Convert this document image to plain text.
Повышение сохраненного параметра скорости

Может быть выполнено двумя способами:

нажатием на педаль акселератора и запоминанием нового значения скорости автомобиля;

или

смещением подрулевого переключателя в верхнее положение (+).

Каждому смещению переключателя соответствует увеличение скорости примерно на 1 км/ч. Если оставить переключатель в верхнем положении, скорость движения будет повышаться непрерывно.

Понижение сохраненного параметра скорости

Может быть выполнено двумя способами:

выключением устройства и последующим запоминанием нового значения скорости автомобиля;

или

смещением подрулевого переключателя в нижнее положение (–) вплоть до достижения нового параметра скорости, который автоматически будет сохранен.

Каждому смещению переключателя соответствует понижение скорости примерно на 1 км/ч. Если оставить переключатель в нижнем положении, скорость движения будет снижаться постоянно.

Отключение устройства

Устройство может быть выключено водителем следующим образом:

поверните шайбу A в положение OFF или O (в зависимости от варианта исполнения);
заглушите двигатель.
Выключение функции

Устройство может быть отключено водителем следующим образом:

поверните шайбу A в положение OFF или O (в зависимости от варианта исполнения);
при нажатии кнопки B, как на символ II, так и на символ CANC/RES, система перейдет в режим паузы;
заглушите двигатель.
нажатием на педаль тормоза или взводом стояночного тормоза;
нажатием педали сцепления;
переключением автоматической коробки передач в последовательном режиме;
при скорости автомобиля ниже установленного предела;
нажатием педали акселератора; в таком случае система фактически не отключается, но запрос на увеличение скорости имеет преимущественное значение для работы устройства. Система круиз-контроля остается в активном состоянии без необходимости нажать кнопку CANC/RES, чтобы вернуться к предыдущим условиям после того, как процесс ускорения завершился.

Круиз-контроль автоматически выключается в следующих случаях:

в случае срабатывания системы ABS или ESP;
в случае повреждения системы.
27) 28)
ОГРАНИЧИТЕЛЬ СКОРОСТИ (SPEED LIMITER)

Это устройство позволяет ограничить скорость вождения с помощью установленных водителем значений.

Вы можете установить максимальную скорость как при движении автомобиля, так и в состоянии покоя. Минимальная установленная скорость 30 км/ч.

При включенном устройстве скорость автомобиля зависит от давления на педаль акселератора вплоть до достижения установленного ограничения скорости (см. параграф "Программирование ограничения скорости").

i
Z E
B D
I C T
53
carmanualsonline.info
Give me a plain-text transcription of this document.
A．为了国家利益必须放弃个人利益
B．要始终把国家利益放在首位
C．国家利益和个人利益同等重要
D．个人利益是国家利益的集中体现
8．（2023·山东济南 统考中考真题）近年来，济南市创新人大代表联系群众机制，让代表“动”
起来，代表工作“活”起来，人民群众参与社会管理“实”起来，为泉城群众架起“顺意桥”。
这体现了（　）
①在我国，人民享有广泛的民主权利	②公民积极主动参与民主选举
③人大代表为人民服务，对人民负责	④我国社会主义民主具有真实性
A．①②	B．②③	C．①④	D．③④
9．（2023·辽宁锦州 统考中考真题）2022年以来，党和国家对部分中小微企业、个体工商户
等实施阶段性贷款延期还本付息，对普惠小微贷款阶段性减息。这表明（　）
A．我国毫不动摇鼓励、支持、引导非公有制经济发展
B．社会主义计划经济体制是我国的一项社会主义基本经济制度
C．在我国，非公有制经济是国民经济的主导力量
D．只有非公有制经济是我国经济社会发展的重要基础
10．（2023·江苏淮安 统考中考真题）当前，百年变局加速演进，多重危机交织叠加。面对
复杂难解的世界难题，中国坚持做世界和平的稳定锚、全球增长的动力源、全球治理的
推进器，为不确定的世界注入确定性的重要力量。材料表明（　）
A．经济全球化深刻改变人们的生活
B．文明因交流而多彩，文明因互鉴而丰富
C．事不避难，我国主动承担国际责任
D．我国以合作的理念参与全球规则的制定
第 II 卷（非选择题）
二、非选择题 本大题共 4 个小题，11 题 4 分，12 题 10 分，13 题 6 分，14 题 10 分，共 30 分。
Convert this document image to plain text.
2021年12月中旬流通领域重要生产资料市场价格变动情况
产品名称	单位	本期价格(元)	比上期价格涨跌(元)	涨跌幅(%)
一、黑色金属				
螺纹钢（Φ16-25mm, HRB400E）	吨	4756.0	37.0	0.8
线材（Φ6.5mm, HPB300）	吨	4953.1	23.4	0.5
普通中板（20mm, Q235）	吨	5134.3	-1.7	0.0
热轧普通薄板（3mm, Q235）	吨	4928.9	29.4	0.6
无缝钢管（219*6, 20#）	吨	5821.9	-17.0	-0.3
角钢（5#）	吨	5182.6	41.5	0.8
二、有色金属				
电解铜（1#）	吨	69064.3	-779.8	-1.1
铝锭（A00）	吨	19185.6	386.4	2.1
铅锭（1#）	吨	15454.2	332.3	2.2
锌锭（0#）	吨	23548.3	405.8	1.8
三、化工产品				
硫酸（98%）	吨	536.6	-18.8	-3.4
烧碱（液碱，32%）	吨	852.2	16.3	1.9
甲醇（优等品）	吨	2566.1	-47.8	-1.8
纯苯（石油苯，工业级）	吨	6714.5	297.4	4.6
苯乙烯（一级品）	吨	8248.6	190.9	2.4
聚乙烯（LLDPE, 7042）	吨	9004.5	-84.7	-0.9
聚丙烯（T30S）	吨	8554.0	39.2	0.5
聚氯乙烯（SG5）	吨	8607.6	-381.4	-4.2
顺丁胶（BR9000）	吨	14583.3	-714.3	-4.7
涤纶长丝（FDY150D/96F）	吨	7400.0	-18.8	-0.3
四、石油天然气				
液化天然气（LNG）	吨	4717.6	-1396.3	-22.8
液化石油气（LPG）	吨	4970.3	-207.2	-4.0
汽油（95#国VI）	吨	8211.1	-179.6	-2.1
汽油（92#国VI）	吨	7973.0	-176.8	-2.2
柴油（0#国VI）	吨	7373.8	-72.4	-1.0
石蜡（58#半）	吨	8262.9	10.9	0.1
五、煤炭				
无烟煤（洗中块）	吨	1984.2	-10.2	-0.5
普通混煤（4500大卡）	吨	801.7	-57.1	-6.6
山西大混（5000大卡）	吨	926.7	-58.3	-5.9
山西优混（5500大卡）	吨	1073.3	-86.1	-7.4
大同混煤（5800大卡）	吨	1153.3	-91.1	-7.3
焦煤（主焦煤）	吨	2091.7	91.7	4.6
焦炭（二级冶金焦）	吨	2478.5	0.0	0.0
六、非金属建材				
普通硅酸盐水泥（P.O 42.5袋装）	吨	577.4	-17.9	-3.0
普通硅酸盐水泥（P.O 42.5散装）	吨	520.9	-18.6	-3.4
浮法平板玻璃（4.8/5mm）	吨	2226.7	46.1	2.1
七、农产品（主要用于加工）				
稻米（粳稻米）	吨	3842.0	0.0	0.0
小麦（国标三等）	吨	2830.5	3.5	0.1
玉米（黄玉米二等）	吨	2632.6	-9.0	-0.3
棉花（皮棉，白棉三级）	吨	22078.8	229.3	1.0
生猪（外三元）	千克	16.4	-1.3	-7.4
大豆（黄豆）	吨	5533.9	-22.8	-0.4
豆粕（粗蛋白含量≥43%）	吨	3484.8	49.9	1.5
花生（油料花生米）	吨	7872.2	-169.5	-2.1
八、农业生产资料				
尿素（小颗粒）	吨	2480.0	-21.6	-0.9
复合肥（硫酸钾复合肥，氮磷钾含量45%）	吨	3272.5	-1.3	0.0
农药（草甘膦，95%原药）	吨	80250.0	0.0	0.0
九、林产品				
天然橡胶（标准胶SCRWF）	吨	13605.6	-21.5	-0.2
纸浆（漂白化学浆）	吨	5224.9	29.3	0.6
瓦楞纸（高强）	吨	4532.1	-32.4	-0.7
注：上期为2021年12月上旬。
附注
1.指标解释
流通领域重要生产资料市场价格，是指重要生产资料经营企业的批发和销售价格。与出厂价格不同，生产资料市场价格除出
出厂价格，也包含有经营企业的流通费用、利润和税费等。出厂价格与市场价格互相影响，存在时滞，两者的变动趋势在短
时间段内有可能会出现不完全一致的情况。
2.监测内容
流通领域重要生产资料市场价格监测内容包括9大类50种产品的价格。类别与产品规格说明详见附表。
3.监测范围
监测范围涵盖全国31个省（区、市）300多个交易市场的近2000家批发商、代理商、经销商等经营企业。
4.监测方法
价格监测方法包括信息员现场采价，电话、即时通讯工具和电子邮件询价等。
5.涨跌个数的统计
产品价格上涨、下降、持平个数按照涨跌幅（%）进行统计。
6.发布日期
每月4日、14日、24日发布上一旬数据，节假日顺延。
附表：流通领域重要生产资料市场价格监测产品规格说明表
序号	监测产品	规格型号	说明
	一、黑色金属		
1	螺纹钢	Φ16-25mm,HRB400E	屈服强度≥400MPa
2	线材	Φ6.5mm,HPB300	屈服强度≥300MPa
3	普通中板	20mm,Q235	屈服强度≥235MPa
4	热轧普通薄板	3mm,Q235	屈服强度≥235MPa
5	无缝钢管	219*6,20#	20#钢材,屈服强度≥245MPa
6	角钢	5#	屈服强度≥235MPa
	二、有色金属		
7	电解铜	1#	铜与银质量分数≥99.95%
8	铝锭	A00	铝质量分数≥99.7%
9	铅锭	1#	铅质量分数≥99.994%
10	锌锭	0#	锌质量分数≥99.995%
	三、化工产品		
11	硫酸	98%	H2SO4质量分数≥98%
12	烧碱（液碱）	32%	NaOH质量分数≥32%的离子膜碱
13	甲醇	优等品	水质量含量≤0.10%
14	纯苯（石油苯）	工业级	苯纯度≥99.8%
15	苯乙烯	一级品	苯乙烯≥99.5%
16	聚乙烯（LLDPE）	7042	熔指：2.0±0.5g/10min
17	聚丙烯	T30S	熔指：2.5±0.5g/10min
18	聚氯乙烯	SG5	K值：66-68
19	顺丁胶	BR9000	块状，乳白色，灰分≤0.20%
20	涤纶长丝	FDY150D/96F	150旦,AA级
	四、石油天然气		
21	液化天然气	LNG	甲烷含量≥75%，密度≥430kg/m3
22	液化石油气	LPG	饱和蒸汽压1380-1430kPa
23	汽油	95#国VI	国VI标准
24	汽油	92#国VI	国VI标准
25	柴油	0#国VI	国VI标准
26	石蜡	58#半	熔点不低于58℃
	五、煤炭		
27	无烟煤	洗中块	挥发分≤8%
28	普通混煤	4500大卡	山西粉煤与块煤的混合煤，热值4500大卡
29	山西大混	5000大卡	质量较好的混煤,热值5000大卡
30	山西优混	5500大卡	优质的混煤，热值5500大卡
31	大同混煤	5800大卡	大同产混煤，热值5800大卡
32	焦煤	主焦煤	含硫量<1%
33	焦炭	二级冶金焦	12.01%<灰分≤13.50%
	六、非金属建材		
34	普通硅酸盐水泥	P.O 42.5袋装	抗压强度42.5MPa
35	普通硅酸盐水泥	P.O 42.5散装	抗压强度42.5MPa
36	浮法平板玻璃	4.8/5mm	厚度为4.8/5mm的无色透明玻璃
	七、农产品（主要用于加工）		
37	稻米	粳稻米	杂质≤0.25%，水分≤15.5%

————————

Exercise prompt: Gather each line in the data that holds the string "установленного".

Task output:
при скорости автомобиля ниже установленного предела;
При включенном устройстве скорость автомобиля зависит от давления на педаль акселератора вплоть до достижения установленного ограничения скорости (см. параграф "Программирование ограничения скорости").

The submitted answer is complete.